Annotated element listings:
'''

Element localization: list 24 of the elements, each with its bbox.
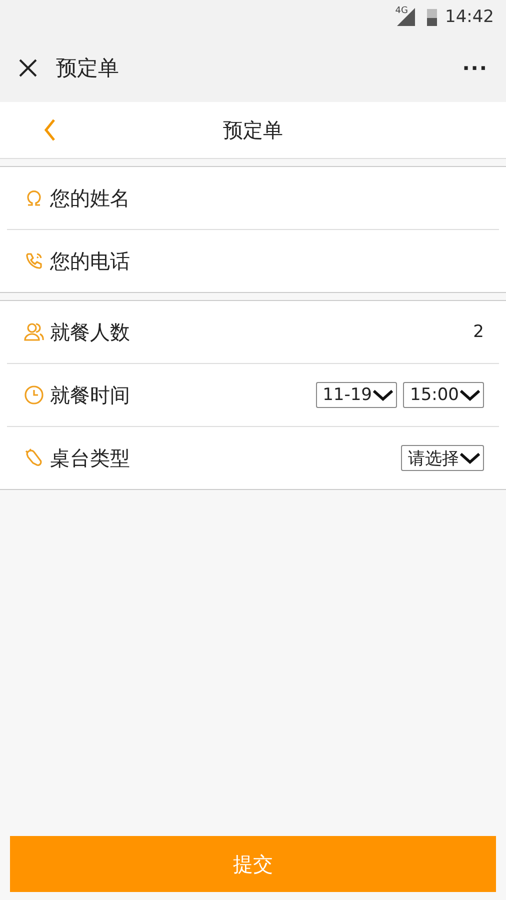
chevron-icon bbox=[372, 388, 394, 402]
dropdown[interactable]: 请选择 bbox=[401, 445, 484, 471]
people-icon bbox=[24, 322, 44, 342]
page-title: 预定单 bbox=[223, 116, 283, 144]
clock-icon bbox=[24, 385, 44, 405]
dropdown[interactable]: 15:00 bbox=[403, 382, 484, 408]
network-label: 4G bbox=[395, 6, 408, 16]
text-field[interactable]: 您的姓名 bbox=[50, 186, 484, 210]
signal-icon bbox=[395, 8, 415, 26]
dropdown[interactable]: 11-19 bbox=[316, 382, 397, 408]
chevron-icon bbox=[459, 388, 481, 402]
clock-time: 14:42 bbox=[445, 7, 494, 27]
field-value: 2 bbox=[473, 322, 484, 342]
more-button[interactable]: ··· bbox=[462, 56, 488, 80]
text-field[interactable]: 您的电话 bbox=[50, 249, 484, 273]
battery-icon bbox=[427, 8, 437, 26]
chevron-icon bbox=[459, 452, 481, 464]
window-title: 预定单 bbox=[56, 55, 120, 82]
phone-icon bbox=[24, 251, 44, 271]
close-icon[interactable] bbox=[18, 58, 38, 78]
person-icon bbox=[24, 188, 44, 208]
field-label: 就餐时间 bbox=[50, 382, 131, 408]
field-label: 就餐人数 bbox=[50, 318, 131, 346]
field-label: 桌台类型 bbox=[50, 444, 131, 472]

'''

▸ EXERCISE DIRECTIONS:
Pick out every line in the records that contains the string "clock", and copy each one. Only matches with the same letter case count.

▸ EXERCISE RESPONSE:
clock-icon bbox=[24, 385, 44, 405]
clock-time: 14:42 bbox=[445, 7, 494, 27]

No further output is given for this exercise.